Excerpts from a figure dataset
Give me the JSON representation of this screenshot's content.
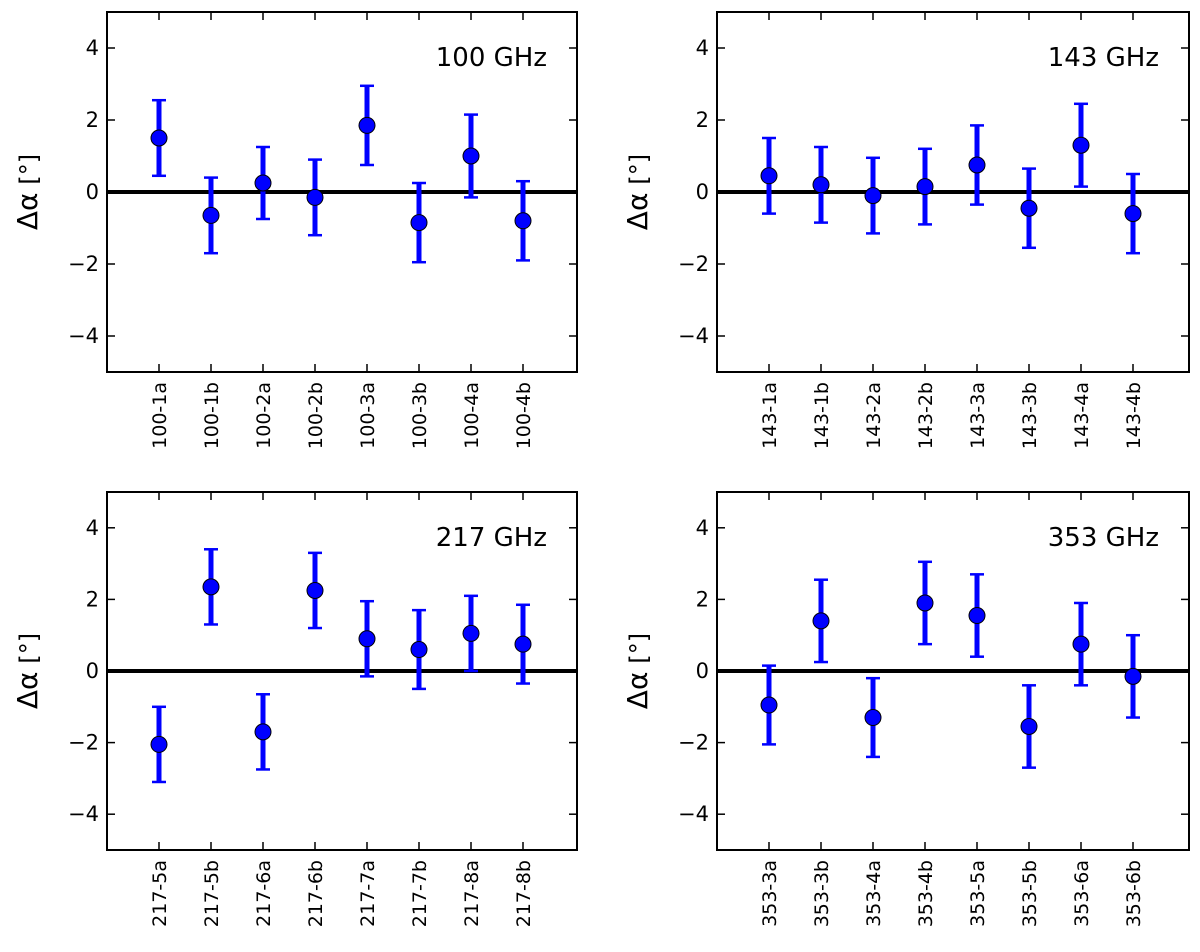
{
  "chart_data": [
    {
      "type": "scatter",
      "title": "100 GHz",
      "ylabel": {
        "symbol": "Δα",
        "unit": "[°]"
      },
      "ylim": [
        -5,
        5
      ],
      "yticks": [
        -4,
        -2,
        0,
        2,
        4
      ],
      "ytick_labels": [
        "−4",
        "−2",
        "0",
        "2",
        "4"
      ],
      "reference_line": 0,
      "categories": [
        "100-1a",
        "100-1b",
        "100-2a",
        "100-2b",
        "100-3a",
        "100-3b",
        "100-4a",
        "100-4b"
      ],
      "values": [
        1.5,
        -0.65,
        0.25,
        -0.15,
        1.85,
        -0.85,
        1.0,
        -0.8
      ],
      "errors": [
        1.05,
        1.05,
        1.0,
        1.05,
        1.1,
        1.1,
        1.15,
        1.1
      ],
      "point_color": "#0000ff",
      "error_color": "#0000ff"
    },
    {
      "type": "scatter",
      "title": "143 GHz",
      "ylabel": {
        "symbol": "Δα",
        "unit": "[°]"
      },
      "ylim": [
        -5,
        5
      ],
      "yticks": [
        -4,
        -2,
        0,
        2,
        4
      ],
      "ytick_labels": [
        "−4",
        "−2",
        "0",
        "2",
        "4"
      ],
      "reference_line": 0,
      "categories": [
        "143-1a",
        "143-1b",
        "143-2a",
        "143-2b",
        "143-3a",
        "143-3b",
        "143-4a",
        "143-4b"
      ],
      "values": [
        0.45,
        0.2,
        -0.1,
        0.15,
        0.75,
        -0.45,
        1.3,
        -0.6
      ],
      "errors": [
        1.05,
        1.05,
        1.05,
        1.05,
        1.1,
        1.1,
        1.15,
        1.1
      ],
      "point_color": "#0000ff",
      "error_color": "#0000ff"
    },
    {
      "type": "scatter",
      "title": "217 GHz",
      "ylabel": {
        "symbol": "Δα",
        "unit": "[°]"
      },
      "ylim": [
        -5,
        5
      ],
      "yticks": [
        -4,
        -2,
        0,
        2,
        4
      ],
      "ytick_labels": [
        "−4",
        "−2",
        "0",
        "2",
        "4"
      ],
      "reference_line": 0,
      "categories": [
        "217-5a",
        "217-5b",
        "217-6a",
        "217-6b",
        "217-7a",
        "217-7b",
        "217-8a",
        "217-8b"
      ],
      "values": [
        -2.05,
        2.35,
        -1.7,
        2.25,
        0.9,
        0.6,
        1.05,
        0.75
      ],
      "errors": [
        1.05,
        1.05,
        1.05,
        1.05,
        1.05,
        1.1,
        1.05,
        1.1
      ],
      "point_color": "#0000ff",
      "error_color": "#0000ff"
    },
    {
      "type": "scatter",
      "title": "353 GHz",
      "ylabel": {
        "symbol": "Δα",
        "unit": "[°]"
      },
      "ylim": [
        -5,
        5
      ],
      "yticks": [
        -4,
        -2,
        0,
        2,
        4
      ],
      "ytick_labels": [
        "−4",
        "−2",
        "0",
        "2",
        "4"
      ],
      "reference_line": 0,
      "categories": [
        "353-3a",
        "353-3b",
        "353-4a",
        "353-4b",
        "353-5a",
        "353-5b",
        "353-6a",
        "353-6b"
      ],
      "values": [
        -0.95,
        1.4,
        -1.3,
        1.9,
        1.55,
        -1.55,
        0.75,
        -0.15
      ],
      "errors": [
        1.1,
        1.15,
        1.1,
        1.15,
        1.15,
        1.15,
        1.15,
        1.15
      ],
      "point_color": "#0000ff",
      "error_color": "#0000ff"
    }
  ]
}
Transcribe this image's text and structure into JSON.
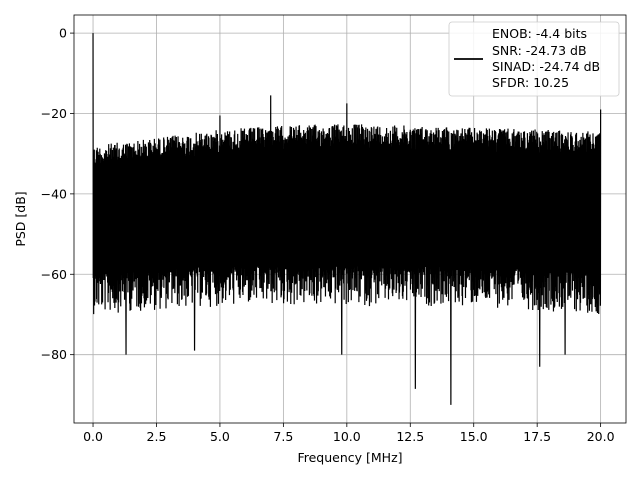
{
  "chart_data": {
    "type": "line",
    "title": "",
    "xlabel": "Frequency [MHz]",
    "ylabel": "PSD [dB]",
    "xlim": [
      -0.75,
      21.0
    ],
    "ylim": [
      -97.0,
      4.5
    ],
    "xticks": [
      0.0,
      2.5,
      5.0,
      7.5,
      10.0,
      12.5,
      15.0,
      17.5,
      20.0
    ],
    "xtick_labels": [
      "0.0",
      "2.5",
      "5.0",
      "7.5",
      "10.0",
      "12.5",
      "15.0",
      "17.5",
      "20.0"
    ],
    "yticks": [
      0,
      -20,
      -40,
      -60,
      -80
    ],
    "ytick_labels": [
      "0",
      "−20",
      "−40",
      "−60",
      "−80"
    ],
    "grid": true,
    "legend_position": "top-right",
    "line_color": "#000000",
    "series": [
      {
        "envelope_upper": [
          [
            0.0,
            -28
          ],
          [
            2.5,
            -26
          ],
          [
            5.0,
            -24
          ],
          [
            7.5,
            -23
          ],
          [
            10.0,
            -22.5
          ],
          [
            12.5,
            -23
          ],
          [
            15.0,
            -23.5
          ],
          [
            17.5,
            -24
          ],
          [
            20.0,
            -24.5
          ]
        ],
        "envelope_lower": [
          [
            0.0,
            -68
          ],
          [
            2.5,
            -67
          ],
          [
            5.0,
            -66
          ],
          [
            7.5,
            -66
          ],
          [
            10.0,
            -66
          ],
          [
            12.5,
            -66
          ],
          [
            15.0,
            -66
          ],
          [
            17.5,
            -67
          ],
          [
            20.0,
            -68
          ]
        ],
        "peaks": [
          [
            0.0,
            0.0
          ],
          [
            7.0,
            -15.5
          ],
          [
            10.0,
            -17.5
          ],
          [
            20.0,
            -19.0
          ],
          [
            5.0,
            -20.5
          ]
        ],
        "dips": [
          [
            1.3,
            -80
          ],
          [
            4.0,
            -79
          ],
          [
            9.8,
            -80
          ],
          [
            12.7,
            -88.5
          ],
          [
            14.1,
            -92.5
          ],
          [
            17.6,
            -83
          ],
          [
            18.6,
            -80
          ]
        ]
      }
    ],
    "legend_lines": [
      "ENOB: -4.4 bits",
      "SNR: -24.73 dB",
      "SINAD: -24.74 dB",
      "SFDR: 10.25"
    ]
  }
}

» **Task description**
Report how many lines hold the string "title", giving the number and nothing else.

» **Correct answer**
5